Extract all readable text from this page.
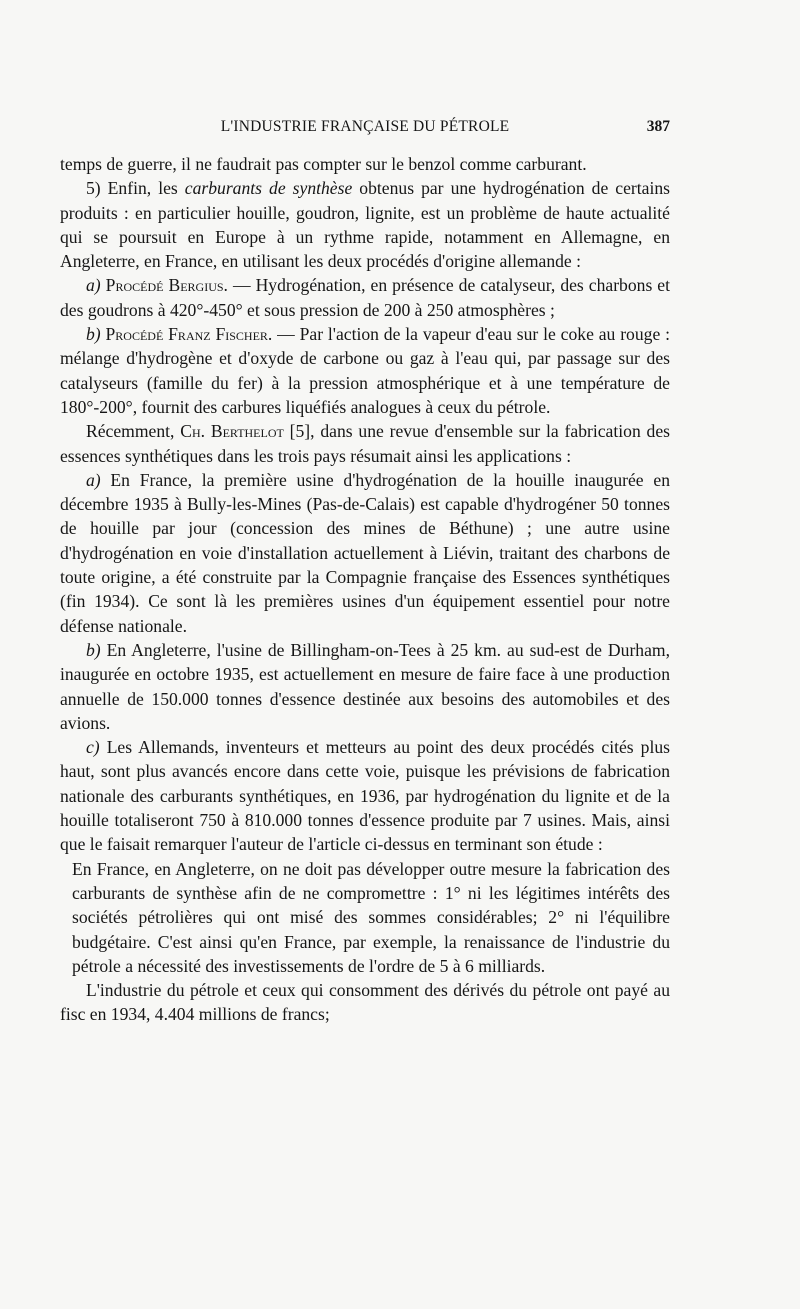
L'INDUSTRIE FRANÇAISE DU PÉTROLE	387

temps de guerre, il ne faudrait pas compter sur le benzol comme carburant.

5) Enfin, les carburants de synthèse obtenus par une hydrogénation de certains produits : en particulier houille, goudron, lignite, est un problème de haute actualité qui se poursuit en Europe à un rythme rapide, notamment en Allemagne, en Angleterre, en France, en utilisant les deux procédés d'origine allemande :

a) Procédé Bergius. — Hydrogénation, en présence de catalyseur, des charbons et des goudrons à 420°-450° et sous pression de 200 à 250 atmosphères ;

b) Procédé Franz Fischer. — Par l'action de la vapeur d'eau sur le coke au rouge : mélange d'hydrogène et d'oxyde de carbone ou gaz à l'eau qui, par passage sur des catalyseurs (famille du fer) à la pression atmosphérique et à une température de 180°-200°, fournit des carbures liquéfiés analogues à ceux du pétrole.

Récemment, Ch. Berthelot [5], dans une revue d'ensemble sur la fabrication des essences synthétiques dans les trois pays résumait ainsi les applications :

a) En France, la première usine d'hydrogénation de la houille inaugurée en décembre 1935 à Bully-les-Mines (Pas-de-Calais) est capable d'hydrogéner 50 tonnes de houille par jour (concession des mines de Béthune) ; une autre usine d'hydrogénation en voie d'installation actuellement à Liévin, traitant des charbons de toute origine, a été construite par la Compagnie française des Essences synthétiques (fin 1934). Ce sont là les premières usines d'un équipement essentiel pour notre défense nationale.

b) En Angleterre, l'usine de Billingham-on-Tees à 25 km. au sud-est de Durham, inaugurée en octobre 1935, est actuellement en mesure de faire face à une production annuelle de 150.000 tonnes d'essence destinée aux besoins des automobiles et des avions.

c) Les Allemands, inventeurs et metteurs au point des deux procédés cités plus haut, sont plus avancés encore dans cette voie, puisque les prévisions de fabrication nationale des carburants synthétiques, en 1936, par hydrogénation du lignite et de la houille totaliseront 750 à 810.000 tonnes d'essence produite par 7 usines. Mais, ainsi que le faisait remarquer l'auteur de l'article ci-dessus en terminant son étude :

En France, en Angleterre, on ne doit pas développer outre mesure la fabrication des carburants de synthèse afin de ne compromettre : 1° ni les légitimes intérêts des sociétés pétrolières qui ont misé des sommes considérables; 2° ni l'équilibre budgétaire. C'est ainsi qu'en France, par exemple, la renaissance de l'industrie du pétrole a nécessité des investissements de l'ordre de 5 à 6 milliards.

L'industrie du pétrole et ceux qui consomment des dérivés du pétrole ont payé au fisc en 1934, 4.404 millions de francs;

= = =

## Exercise brief
Where a line above holds the string "dans", show that line.

## Response to the task
Récemment, Ch. Berthelot [5], dans une revue d'ensemble sur la fabrication des essences synthétiques dans les trois pays résumait ainsi les applications :
c) Les Allemands, inventeurs et metteurs au point des deux procédés cités plus haut, sont plus avancés encore dans cette voie, puisque les prévisions de fabrication nationale des carburants synthétiques, en 1936, par hydrogénation du lignite et de la houille totaliseront 750 à 810.000 tonnes d'essence produite par 7 usines. Mais, ainsi que le faisait remarquer l'auteur de l'article ci-dessus en terminant son étude :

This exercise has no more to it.